**WHAT THE EXERCISE ASKS**.
Return each line containing the string "Start".

**INFORMATION SUPPLIED**.
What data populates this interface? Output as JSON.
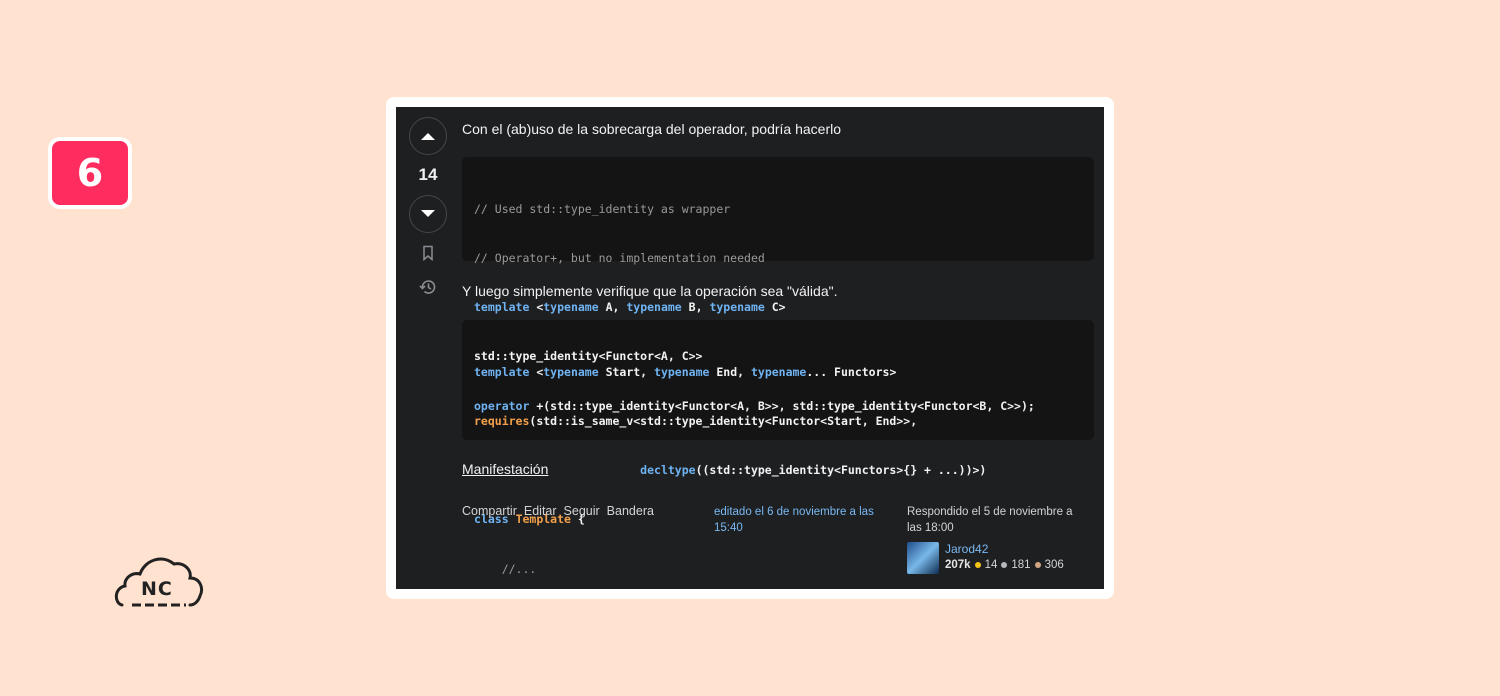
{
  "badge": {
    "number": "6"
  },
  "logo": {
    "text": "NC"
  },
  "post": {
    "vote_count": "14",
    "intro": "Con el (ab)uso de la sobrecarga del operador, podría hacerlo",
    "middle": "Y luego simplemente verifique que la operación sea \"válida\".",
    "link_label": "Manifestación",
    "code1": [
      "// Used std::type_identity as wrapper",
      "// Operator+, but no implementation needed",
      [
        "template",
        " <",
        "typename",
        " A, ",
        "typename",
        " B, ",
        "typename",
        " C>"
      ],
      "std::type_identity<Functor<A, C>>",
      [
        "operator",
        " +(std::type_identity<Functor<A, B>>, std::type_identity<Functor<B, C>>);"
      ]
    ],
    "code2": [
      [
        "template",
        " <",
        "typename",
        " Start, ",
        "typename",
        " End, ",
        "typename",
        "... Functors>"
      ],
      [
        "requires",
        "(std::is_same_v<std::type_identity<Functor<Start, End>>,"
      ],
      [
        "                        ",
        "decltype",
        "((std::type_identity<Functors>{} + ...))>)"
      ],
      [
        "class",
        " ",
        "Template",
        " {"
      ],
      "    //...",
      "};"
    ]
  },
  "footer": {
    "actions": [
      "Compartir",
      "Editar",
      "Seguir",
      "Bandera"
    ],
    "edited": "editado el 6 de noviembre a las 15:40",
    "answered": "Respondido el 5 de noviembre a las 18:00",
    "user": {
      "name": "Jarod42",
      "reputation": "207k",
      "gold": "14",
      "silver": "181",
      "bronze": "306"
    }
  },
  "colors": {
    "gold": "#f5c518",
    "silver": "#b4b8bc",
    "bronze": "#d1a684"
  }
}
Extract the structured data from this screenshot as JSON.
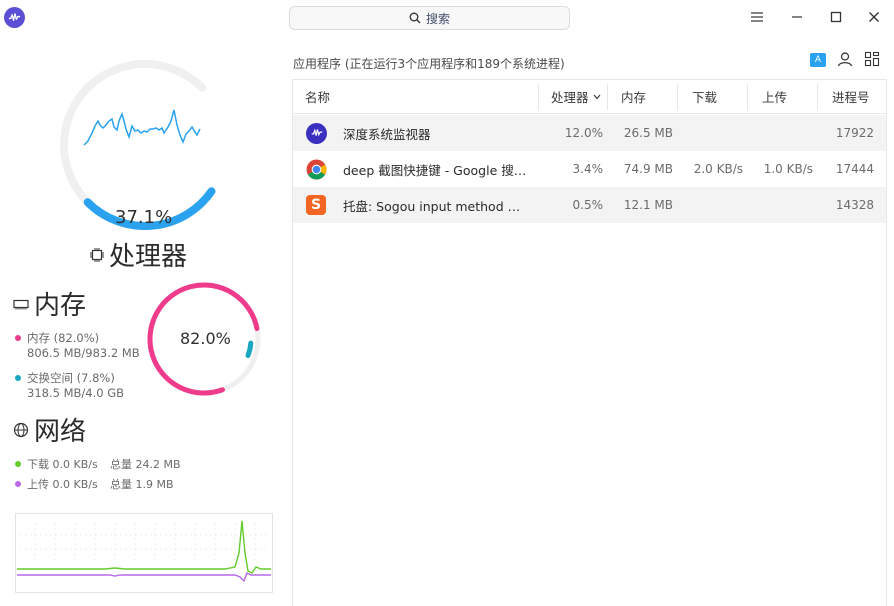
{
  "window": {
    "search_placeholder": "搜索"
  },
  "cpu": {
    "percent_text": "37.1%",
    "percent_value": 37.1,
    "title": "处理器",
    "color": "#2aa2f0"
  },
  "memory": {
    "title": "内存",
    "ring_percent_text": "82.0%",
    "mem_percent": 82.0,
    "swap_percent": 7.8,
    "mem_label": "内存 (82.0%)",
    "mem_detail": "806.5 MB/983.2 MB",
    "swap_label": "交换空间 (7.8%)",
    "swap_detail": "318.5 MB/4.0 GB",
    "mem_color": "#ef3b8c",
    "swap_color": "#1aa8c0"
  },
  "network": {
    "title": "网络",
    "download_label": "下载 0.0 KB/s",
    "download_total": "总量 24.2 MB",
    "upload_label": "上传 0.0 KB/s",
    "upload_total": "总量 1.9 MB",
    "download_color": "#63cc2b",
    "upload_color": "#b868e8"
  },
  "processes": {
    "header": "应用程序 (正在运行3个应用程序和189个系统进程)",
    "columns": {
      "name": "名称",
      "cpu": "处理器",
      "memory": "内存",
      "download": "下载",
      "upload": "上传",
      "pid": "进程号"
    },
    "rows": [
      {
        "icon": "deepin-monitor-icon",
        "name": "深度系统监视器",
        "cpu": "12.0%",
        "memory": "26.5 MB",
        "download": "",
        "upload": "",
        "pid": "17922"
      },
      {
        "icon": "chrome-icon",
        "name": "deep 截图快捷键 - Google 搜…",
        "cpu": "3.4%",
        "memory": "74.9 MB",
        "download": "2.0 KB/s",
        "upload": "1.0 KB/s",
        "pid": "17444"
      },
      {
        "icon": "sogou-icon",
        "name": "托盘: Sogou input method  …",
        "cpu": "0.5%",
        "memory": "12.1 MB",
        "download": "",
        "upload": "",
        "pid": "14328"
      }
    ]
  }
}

**ANSWER TO THE EXERCISE**.
        " Start, ",
        "(std::is_same_v<std::type_identity<Functor<Start, End>>,"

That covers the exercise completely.